What is the number of lines in the data that hold the string "Wehr"? Reply with that number only.

* Begin *

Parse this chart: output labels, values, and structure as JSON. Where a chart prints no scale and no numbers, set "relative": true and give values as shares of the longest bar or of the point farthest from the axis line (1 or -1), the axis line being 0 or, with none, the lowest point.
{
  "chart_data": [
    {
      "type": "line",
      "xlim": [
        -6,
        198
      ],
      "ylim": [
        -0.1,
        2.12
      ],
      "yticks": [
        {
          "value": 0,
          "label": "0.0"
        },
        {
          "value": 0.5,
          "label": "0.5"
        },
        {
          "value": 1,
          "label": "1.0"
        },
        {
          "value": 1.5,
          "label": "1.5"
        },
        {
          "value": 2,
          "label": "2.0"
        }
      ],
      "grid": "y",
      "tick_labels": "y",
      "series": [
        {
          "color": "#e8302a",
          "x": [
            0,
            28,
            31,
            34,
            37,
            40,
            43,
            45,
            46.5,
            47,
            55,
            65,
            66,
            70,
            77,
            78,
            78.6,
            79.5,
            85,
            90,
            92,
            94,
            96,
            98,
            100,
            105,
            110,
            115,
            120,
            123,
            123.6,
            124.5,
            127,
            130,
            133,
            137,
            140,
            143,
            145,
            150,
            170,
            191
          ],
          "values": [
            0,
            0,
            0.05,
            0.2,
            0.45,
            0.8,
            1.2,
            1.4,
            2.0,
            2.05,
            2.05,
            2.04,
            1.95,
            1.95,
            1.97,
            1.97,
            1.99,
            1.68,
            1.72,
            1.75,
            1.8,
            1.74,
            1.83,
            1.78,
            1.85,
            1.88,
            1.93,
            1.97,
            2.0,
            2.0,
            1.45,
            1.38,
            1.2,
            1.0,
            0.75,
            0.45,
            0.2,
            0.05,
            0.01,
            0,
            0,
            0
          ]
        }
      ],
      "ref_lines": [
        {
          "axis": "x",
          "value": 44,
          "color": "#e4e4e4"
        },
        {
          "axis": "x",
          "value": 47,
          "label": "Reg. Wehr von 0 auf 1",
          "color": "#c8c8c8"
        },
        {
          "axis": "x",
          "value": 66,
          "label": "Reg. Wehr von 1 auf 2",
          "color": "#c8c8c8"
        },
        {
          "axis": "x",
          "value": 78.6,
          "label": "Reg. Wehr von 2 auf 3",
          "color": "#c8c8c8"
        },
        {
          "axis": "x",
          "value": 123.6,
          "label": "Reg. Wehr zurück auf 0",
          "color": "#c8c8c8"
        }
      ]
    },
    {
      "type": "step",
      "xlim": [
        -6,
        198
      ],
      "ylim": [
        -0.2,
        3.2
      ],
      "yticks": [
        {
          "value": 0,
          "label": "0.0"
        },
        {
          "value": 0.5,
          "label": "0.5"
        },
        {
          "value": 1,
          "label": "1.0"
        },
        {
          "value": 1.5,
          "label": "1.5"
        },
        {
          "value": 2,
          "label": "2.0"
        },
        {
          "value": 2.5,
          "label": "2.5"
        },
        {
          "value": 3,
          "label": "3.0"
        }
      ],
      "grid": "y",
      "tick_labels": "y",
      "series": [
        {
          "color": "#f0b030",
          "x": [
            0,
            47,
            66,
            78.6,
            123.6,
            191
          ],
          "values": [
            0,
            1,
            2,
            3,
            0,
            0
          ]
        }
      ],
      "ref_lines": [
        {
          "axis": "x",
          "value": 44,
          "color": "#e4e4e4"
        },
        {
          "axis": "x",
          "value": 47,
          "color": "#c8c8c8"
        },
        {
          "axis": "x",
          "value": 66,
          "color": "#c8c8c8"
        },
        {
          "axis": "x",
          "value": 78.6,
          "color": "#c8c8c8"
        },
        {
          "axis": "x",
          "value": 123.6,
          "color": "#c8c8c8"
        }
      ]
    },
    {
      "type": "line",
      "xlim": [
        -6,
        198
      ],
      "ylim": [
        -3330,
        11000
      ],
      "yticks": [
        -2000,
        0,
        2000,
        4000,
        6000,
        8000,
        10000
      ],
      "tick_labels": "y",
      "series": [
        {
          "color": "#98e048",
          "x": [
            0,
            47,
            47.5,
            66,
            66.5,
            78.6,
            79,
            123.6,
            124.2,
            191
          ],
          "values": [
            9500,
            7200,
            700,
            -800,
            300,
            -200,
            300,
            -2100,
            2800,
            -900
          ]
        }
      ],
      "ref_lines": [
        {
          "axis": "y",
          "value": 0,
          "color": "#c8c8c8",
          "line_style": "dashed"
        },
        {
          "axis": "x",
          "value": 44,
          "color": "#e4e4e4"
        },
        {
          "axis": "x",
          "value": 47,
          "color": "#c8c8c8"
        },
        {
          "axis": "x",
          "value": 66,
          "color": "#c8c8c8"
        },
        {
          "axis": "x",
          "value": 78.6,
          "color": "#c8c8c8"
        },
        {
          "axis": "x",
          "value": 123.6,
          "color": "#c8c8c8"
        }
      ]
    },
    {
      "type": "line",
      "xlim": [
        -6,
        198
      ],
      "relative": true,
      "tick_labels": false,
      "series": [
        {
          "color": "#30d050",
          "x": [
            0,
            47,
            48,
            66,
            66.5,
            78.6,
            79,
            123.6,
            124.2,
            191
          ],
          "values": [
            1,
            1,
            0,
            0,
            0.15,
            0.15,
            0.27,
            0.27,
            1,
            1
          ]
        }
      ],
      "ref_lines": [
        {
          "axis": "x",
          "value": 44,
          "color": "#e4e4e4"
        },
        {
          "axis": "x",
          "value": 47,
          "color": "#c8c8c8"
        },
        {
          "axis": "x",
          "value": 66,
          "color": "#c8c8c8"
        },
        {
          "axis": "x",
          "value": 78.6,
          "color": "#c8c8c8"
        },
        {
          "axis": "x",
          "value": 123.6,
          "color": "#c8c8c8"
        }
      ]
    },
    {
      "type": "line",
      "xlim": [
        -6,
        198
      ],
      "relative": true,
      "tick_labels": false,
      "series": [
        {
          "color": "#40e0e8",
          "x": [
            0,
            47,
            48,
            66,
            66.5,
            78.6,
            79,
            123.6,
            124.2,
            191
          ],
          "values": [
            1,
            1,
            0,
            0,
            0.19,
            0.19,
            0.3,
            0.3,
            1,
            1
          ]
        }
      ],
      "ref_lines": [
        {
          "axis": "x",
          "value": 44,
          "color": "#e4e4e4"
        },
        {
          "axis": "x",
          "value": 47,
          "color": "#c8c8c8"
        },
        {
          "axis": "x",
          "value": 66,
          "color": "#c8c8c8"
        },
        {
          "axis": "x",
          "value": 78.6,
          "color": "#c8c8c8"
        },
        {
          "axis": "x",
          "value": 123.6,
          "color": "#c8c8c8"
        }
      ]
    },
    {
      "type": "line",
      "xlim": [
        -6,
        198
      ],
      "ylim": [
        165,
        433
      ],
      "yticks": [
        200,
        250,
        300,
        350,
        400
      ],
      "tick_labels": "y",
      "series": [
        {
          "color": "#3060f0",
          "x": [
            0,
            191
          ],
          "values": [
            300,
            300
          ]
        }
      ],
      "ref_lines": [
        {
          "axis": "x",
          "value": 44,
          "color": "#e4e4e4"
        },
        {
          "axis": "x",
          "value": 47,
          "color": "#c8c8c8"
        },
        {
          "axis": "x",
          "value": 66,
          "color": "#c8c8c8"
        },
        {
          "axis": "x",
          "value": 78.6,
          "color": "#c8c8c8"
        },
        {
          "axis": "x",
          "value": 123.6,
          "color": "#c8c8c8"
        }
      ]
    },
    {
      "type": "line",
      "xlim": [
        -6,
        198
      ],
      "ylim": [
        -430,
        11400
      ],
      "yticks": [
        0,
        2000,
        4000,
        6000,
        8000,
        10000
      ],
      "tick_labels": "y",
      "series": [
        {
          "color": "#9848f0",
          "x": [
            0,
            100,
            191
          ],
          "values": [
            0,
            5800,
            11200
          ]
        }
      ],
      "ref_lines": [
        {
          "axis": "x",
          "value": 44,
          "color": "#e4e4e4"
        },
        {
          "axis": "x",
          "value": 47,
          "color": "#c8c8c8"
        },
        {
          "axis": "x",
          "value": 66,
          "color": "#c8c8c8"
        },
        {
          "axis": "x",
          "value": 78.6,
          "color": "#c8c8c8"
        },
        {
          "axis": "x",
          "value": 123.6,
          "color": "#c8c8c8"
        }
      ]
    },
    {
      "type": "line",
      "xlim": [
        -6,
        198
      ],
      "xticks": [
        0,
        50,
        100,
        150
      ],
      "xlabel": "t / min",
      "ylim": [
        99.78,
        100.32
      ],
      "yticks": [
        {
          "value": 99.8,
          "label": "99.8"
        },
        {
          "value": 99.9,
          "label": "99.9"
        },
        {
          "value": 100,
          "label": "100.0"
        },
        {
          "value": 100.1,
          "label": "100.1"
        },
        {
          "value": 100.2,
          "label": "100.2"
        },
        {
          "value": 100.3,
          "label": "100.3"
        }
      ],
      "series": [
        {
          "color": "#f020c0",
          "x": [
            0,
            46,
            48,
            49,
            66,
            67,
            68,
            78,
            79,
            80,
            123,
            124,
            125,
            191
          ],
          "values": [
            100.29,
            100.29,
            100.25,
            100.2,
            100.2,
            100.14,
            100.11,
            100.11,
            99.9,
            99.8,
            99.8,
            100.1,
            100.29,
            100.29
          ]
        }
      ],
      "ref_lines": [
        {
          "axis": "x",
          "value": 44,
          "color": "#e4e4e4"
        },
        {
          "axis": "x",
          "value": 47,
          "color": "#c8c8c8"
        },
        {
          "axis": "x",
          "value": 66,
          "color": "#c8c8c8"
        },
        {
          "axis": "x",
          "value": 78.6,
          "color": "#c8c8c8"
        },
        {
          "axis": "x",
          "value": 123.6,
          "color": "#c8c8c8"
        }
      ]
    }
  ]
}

* End *

# Output:
4